Stored data:
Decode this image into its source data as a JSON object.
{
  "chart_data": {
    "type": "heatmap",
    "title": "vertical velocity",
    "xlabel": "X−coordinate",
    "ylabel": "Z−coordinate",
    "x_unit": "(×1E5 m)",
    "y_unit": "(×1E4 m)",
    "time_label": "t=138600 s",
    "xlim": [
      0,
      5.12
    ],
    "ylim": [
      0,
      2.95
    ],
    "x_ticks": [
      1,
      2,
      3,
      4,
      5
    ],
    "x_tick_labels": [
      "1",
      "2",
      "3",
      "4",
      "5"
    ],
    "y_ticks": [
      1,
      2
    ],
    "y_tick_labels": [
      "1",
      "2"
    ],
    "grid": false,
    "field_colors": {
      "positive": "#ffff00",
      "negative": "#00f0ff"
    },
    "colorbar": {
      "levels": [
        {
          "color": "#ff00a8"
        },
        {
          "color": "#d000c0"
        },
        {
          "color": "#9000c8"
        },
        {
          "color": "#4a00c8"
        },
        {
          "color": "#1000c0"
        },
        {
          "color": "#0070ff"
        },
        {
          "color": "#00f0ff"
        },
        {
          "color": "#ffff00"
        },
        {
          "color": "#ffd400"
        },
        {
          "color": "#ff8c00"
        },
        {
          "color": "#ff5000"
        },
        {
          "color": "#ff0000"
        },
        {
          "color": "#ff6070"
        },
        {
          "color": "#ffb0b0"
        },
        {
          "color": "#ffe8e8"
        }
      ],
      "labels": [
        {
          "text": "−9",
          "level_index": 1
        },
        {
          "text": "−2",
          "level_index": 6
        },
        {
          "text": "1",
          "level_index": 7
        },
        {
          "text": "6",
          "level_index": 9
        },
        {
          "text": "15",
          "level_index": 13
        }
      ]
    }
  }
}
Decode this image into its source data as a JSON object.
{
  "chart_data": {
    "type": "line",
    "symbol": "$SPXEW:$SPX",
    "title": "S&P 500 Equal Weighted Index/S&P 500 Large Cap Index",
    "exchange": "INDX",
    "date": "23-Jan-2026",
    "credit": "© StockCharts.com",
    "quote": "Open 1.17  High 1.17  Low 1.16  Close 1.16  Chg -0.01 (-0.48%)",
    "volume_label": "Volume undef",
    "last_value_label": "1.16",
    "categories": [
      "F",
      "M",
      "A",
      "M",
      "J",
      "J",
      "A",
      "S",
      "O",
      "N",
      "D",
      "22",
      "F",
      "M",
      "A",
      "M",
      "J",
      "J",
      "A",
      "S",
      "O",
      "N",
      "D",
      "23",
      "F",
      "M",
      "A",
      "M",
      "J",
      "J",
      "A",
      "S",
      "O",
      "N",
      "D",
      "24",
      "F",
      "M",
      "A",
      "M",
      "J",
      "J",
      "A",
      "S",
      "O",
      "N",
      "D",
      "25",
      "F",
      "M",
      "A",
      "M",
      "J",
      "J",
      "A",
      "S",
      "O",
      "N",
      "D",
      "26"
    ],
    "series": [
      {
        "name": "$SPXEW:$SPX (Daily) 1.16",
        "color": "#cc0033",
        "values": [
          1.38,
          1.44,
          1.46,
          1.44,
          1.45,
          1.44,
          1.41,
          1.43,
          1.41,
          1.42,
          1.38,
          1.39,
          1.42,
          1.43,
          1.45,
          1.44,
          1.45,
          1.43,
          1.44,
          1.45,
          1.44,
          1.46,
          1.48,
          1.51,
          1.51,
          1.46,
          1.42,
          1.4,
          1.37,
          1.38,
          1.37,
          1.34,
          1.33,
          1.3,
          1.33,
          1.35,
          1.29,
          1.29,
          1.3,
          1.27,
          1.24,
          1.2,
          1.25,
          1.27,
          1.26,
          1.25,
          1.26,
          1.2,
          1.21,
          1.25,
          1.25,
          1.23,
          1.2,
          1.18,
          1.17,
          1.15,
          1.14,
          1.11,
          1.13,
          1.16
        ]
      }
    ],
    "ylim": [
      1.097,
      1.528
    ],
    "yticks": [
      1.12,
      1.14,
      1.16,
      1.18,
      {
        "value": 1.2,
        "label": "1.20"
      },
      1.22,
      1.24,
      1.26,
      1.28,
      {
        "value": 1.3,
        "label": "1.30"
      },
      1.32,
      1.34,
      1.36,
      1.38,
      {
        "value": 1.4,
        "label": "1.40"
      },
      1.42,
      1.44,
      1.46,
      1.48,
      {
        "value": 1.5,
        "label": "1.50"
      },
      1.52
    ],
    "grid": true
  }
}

TASK TO CARRY OUT => Count the lines above that contain the word "title". Give only the number.

FINISHED EXERCISE => 2